• **Records from a dataset**
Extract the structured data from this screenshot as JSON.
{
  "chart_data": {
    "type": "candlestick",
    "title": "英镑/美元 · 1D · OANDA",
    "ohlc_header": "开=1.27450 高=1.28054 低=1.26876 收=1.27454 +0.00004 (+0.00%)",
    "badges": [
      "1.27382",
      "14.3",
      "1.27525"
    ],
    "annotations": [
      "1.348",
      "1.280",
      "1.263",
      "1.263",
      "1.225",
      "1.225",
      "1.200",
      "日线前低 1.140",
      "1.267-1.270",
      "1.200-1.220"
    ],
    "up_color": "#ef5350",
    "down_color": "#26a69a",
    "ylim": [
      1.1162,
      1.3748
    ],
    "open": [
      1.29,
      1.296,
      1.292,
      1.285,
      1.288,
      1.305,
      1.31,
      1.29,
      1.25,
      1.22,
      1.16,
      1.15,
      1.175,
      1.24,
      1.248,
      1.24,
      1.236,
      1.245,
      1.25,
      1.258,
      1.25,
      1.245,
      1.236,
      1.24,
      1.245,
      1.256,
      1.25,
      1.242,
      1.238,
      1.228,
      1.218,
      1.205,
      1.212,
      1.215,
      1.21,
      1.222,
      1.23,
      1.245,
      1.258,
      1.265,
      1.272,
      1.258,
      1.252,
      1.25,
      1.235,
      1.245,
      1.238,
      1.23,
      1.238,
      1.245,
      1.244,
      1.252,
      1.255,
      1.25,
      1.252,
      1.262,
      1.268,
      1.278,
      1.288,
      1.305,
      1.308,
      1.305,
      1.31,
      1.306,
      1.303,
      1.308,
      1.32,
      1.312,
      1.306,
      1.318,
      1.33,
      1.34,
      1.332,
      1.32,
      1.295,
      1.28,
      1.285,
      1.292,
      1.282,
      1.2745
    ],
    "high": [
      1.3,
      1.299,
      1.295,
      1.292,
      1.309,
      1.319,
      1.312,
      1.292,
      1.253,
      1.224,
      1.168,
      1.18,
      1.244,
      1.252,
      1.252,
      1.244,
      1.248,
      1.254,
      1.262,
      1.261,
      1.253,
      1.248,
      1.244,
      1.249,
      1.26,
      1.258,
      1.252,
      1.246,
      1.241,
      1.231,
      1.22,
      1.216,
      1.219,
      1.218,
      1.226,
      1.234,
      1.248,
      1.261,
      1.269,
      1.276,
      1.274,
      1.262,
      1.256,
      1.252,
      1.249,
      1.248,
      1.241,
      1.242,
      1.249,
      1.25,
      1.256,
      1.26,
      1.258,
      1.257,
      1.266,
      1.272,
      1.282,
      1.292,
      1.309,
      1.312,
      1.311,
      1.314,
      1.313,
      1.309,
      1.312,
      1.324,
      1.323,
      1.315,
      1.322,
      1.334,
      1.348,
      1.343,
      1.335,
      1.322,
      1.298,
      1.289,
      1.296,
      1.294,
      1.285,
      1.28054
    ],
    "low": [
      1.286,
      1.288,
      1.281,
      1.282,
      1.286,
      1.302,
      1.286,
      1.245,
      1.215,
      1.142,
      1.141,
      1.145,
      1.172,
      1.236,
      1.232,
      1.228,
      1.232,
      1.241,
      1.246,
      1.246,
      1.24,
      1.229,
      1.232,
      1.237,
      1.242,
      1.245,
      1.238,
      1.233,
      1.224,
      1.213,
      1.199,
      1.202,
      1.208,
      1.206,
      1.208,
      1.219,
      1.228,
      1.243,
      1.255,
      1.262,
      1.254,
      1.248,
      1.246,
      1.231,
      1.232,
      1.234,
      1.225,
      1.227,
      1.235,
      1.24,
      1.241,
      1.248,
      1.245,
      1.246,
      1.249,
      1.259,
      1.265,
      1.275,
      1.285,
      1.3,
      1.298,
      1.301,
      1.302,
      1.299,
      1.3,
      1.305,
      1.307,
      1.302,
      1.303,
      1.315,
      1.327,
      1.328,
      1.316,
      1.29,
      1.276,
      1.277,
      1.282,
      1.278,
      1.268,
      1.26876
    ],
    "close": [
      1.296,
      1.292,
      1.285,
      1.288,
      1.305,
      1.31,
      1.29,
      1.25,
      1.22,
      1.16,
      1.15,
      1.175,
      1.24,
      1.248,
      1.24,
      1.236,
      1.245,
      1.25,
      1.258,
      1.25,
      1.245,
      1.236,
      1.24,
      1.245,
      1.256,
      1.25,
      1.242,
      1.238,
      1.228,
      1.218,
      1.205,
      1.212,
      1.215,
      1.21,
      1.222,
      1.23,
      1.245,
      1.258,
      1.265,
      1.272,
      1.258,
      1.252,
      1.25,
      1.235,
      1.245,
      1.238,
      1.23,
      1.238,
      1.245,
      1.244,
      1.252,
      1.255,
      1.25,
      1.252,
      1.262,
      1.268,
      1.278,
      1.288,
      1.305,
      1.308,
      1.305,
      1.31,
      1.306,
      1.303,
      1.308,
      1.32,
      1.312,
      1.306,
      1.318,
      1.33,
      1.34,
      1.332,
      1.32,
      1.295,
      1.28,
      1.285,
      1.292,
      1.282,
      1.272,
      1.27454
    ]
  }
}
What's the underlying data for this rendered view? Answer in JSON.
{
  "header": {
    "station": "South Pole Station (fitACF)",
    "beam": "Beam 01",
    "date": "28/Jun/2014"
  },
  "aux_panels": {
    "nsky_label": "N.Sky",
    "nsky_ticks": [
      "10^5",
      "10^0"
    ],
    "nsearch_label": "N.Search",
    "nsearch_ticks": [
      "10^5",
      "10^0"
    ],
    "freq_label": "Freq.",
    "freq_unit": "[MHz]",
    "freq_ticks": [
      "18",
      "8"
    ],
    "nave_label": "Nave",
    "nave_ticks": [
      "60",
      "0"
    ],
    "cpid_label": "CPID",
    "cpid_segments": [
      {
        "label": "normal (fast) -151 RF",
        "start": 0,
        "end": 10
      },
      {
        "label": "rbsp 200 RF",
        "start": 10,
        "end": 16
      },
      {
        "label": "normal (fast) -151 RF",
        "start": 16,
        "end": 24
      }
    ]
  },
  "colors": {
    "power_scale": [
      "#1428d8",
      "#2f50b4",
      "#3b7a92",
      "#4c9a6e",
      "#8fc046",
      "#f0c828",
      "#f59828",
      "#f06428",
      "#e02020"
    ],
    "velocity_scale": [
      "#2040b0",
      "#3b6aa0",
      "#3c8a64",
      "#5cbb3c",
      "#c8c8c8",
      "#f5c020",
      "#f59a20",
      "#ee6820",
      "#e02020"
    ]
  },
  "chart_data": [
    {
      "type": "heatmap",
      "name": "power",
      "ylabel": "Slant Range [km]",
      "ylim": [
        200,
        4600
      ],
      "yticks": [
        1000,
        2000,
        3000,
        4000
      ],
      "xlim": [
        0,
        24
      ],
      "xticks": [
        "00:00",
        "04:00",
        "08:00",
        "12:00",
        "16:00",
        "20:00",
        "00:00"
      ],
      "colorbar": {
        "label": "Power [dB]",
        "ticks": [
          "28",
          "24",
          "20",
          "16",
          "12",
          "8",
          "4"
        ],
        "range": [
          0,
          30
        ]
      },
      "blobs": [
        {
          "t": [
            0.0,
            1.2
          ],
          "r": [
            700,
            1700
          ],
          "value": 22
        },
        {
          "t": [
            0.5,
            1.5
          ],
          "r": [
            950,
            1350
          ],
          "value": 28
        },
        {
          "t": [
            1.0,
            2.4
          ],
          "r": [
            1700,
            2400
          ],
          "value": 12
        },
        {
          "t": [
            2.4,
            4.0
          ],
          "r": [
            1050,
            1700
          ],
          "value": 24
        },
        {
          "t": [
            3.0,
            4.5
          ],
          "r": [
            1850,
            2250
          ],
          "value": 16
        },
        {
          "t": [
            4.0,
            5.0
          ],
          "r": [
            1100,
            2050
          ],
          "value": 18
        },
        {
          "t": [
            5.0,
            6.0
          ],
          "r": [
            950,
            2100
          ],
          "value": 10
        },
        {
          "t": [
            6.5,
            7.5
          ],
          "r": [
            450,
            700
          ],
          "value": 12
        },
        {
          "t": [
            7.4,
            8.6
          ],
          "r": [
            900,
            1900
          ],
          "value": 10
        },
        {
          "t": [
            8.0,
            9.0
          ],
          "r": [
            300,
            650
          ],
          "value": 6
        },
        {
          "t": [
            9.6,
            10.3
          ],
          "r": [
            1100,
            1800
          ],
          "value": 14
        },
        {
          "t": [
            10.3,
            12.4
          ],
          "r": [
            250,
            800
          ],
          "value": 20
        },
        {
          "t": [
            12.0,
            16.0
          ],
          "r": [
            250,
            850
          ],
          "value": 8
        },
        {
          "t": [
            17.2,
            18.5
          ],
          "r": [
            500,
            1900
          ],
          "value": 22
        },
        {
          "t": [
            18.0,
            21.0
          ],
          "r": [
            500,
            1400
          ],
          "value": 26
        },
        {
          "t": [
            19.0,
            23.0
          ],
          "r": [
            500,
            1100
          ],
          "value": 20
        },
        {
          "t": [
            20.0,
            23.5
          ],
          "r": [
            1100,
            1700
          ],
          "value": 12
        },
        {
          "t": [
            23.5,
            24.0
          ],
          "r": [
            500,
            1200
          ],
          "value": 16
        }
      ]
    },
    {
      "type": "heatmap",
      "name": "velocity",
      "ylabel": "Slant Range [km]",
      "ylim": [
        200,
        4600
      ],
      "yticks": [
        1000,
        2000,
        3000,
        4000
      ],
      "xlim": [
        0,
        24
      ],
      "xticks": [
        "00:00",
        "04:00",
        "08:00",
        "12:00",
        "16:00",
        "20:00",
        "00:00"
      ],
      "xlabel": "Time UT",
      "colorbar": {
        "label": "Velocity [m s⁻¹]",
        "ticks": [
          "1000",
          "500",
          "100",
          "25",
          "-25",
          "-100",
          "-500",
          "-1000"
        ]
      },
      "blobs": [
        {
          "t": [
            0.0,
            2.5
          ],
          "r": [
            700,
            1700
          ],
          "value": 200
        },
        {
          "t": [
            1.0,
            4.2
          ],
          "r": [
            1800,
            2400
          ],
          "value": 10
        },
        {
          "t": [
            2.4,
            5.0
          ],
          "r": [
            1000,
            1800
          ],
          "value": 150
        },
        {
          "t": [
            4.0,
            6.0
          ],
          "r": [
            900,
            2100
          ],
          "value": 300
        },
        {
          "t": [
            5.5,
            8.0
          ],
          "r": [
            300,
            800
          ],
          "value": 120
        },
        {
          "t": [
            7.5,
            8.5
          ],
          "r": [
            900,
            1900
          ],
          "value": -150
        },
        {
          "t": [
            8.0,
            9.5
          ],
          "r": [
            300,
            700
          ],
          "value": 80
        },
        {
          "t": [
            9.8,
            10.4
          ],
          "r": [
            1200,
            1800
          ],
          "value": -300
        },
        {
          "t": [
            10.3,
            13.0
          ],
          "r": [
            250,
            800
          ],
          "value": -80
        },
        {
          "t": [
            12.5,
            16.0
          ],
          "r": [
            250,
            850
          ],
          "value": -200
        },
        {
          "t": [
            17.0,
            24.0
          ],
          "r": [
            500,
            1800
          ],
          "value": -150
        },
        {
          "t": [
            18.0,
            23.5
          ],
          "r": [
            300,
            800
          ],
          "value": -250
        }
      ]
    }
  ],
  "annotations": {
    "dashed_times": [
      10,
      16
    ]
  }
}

• **GOAL**
Copy every line of the listing that includes the string "this".

• **WRITTEN SOLUTION**
Extract the structured data from this screenshot as JSON.
What's the underlying data for this rendered view? Answer in JSON.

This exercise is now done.